[A run of records]

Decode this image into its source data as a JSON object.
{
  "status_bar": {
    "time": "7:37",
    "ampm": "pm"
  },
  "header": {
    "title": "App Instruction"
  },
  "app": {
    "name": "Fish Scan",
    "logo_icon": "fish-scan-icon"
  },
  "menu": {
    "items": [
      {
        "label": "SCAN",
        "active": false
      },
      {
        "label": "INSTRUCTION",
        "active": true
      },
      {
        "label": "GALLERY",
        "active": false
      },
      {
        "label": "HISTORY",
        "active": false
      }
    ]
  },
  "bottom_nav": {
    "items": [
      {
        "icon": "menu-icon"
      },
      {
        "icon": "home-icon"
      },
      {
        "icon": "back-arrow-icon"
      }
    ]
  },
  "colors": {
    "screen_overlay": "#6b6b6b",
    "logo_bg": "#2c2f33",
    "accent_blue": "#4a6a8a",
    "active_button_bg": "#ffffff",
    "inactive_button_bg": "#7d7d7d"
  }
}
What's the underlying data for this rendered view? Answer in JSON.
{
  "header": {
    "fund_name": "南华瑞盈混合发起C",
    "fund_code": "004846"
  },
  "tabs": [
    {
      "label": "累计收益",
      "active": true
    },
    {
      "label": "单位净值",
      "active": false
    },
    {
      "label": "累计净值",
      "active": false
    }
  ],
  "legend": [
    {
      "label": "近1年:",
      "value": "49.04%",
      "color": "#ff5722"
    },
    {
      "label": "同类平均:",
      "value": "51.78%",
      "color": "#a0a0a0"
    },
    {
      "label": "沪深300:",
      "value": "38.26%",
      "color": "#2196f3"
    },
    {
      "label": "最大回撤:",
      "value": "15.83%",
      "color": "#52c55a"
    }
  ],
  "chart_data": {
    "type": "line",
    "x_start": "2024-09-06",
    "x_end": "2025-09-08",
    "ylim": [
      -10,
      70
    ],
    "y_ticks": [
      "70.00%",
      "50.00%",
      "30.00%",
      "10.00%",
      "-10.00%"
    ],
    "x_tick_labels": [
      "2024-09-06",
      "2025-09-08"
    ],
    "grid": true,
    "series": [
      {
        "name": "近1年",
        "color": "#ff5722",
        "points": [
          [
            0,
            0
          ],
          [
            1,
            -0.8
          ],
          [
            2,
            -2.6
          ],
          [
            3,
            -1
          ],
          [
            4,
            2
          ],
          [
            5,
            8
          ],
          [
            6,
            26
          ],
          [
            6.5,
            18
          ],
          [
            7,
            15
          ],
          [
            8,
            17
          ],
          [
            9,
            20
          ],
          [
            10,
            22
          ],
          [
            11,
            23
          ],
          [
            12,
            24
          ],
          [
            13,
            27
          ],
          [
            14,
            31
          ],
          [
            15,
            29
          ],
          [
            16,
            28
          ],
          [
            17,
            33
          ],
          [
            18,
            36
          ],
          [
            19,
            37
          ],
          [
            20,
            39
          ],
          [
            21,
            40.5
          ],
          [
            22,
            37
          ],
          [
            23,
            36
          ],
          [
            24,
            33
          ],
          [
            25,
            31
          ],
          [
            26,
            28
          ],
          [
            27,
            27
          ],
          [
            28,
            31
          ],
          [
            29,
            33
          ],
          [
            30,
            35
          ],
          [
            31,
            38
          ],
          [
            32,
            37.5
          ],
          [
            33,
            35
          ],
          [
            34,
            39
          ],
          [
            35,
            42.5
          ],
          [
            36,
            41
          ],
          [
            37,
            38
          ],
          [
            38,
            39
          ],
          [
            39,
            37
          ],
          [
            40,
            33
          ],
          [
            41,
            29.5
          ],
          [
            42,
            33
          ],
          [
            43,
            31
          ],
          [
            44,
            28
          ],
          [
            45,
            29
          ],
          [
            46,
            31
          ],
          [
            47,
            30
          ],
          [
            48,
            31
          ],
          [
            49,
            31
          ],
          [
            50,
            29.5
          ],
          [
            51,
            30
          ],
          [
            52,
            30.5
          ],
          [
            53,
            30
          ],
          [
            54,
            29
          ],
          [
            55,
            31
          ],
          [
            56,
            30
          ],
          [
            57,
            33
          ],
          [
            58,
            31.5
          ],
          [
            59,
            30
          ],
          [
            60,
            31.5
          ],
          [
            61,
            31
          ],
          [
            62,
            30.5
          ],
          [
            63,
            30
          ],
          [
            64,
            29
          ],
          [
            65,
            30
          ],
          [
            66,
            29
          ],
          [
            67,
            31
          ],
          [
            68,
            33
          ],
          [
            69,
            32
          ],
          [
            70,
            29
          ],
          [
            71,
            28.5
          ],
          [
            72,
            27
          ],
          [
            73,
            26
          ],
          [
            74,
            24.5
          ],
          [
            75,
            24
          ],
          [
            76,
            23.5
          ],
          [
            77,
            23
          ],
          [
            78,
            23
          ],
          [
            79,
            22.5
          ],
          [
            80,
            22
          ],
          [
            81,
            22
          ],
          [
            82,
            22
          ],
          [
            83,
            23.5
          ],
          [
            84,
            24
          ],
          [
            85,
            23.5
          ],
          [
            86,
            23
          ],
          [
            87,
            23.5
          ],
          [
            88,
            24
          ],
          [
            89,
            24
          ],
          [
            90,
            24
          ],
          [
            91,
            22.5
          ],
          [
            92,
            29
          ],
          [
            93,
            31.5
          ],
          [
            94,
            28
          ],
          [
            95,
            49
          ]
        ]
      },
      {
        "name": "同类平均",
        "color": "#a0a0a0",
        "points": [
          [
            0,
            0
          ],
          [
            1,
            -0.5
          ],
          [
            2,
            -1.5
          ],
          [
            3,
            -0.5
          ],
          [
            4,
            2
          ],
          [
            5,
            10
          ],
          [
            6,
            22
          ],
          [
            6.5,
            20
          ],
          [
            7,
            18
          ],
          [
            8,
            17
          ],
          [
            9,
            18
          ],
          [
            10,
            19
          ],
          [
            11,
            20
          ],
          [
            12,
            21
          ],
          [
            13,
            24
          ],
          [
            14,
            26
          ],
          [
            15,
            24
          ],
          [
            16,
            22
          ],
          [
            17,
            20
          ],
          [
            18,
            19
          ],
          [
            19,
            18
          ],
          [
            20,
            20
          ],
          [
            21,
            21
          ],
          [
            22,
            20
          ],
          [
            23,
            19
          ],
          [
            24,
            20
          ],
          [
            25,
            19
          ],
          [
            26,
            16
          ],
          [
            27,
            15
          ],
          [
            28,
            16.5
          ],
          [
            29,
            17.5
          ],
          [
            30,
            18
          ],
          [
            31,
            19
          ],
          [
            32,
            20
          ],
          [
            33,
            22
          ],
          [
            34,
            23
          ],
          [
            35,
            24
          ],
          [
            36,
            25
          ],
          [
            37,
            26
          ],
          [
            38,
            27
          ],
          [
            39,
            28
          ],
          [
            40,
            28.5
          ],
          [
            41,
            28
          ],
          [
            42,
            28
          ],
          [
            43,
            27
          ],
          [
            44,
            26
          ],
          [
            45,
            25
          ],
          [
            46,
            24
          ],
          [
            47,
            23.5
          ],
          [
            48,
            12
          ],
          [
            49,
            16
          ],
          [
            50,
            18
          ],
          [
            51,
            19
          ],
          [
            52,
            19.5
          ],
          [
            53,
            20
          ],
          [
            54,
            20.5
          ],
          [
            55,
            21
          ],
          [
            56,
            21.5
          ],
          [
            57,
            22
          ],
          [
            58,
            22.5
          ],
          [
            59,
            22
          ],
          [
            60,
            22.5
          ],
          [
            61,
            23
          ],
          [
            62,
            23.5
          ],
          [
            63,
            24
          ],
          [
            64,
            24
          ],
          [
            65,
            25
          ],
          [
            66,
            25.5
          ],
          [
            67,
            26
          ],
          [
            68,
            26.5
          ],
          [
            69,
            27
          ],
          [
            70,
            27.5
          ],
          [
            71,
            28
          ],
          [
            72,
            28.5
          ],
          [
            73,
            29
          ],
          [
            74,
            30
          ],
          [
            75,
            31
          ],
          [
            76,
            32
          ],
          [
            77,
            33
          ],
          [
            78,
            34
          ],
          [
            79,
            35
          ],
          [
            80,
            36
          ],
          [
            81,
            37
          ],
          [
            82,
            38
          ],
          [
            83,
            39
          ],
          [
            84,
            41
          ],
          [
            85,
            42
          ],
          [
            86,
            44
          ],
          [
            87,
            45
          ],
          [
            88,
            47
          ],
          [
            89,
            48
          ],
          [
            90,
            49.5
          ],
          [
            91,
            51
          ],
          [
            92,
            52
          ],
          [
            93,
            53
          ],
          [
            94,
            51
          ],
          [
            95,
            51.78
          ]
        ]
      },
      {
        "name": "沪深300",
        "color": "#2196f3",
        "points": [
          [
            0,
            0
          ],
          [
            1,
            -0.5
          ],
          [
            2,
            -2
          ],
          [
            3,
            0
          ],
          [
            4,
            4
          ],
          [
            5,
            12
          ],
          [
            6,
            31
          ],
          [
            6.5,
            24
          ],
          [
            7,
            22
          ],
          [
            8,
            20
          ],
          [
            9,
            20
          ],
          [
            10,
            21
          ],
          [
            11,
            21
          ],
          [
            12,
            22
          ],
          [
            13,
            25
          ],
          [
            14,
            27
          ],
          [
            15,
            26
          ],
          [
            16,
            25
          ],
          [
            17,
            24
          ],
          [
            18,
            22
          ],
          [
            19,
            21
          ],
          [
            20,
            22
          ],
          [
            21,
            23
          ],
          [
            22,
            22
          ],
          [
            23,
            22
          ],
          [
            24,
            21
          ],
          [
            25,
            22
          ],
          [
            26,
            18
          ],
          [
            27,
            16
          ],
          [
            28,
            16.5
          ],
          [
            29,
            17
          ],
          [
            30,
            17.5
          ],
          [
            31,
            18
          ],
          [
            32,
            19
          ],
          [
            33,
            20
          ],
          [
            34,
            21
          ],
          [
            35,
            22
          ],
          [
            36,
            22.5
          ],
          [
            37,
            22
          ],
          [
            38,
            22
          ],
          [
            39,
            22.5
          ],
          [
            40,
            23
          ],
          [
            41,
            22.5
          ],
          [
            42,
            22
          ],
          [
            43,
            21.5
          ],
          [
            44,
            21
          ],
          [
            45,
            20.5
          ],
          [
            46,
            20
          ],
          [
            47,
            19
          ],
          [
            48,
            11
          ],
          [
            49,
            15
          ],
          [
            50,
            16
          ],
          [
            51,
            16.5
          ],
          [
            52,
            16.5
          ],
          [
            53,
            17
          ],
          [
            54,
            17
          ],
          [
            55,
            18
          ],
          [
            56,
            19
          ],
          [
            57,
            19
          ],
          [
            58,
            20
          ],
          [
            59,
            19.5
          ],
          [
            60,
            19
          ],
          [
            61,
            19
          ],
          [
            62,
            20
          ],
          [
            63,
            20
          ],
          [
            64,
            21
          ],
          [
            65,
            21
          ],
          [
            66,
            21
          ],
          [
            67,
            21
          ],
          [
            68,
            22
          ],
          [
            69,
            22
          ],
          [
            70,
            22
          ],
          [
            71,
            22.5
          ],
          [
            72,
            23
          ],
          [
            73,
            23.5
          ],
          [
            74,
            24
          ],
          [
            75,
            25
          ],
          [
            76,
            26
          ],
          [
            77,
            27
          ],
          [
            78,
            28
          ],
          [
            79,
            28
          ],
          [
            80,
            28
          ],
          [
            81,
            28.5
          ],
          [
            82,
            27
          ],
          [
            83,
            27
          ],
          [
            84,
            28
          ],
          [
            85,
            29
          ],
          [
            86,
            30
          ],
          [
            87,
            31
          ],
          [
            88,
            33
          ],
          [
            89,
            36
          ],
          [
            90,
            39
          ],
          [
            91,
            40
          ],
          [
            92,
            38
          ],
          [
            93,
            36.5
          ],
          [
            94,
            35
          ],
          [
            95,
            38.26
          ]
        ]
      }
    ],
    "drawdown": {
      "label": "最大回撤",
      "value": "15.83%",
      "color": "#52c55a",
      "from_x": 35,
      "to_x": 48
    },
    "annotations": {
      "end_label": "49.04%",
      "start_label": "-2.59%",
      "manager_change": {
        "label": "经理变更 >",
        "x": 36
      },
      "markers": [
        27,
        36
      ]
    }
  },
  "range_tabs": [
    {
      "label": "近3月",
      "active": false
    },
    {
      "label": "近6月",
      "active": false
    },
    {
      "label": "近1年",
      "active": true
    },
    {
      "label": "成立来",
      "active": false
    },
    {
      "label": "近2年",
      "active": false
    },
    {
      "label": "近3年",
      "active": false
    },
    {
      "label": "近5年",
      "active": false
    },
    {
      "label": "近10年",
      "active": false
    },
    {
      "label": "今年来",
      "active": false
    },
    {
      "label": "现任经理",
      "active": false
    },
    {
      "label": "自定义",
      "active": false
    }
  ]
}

TASK STATEMENT:
Go through the data and gather every line that holds "value".

CORRECT RESPONSE:
      "value": "49.04%",
      "value": "51.78%",
      "value": "38.26%",
      "value": "15.83%",
      "value": "15.83%",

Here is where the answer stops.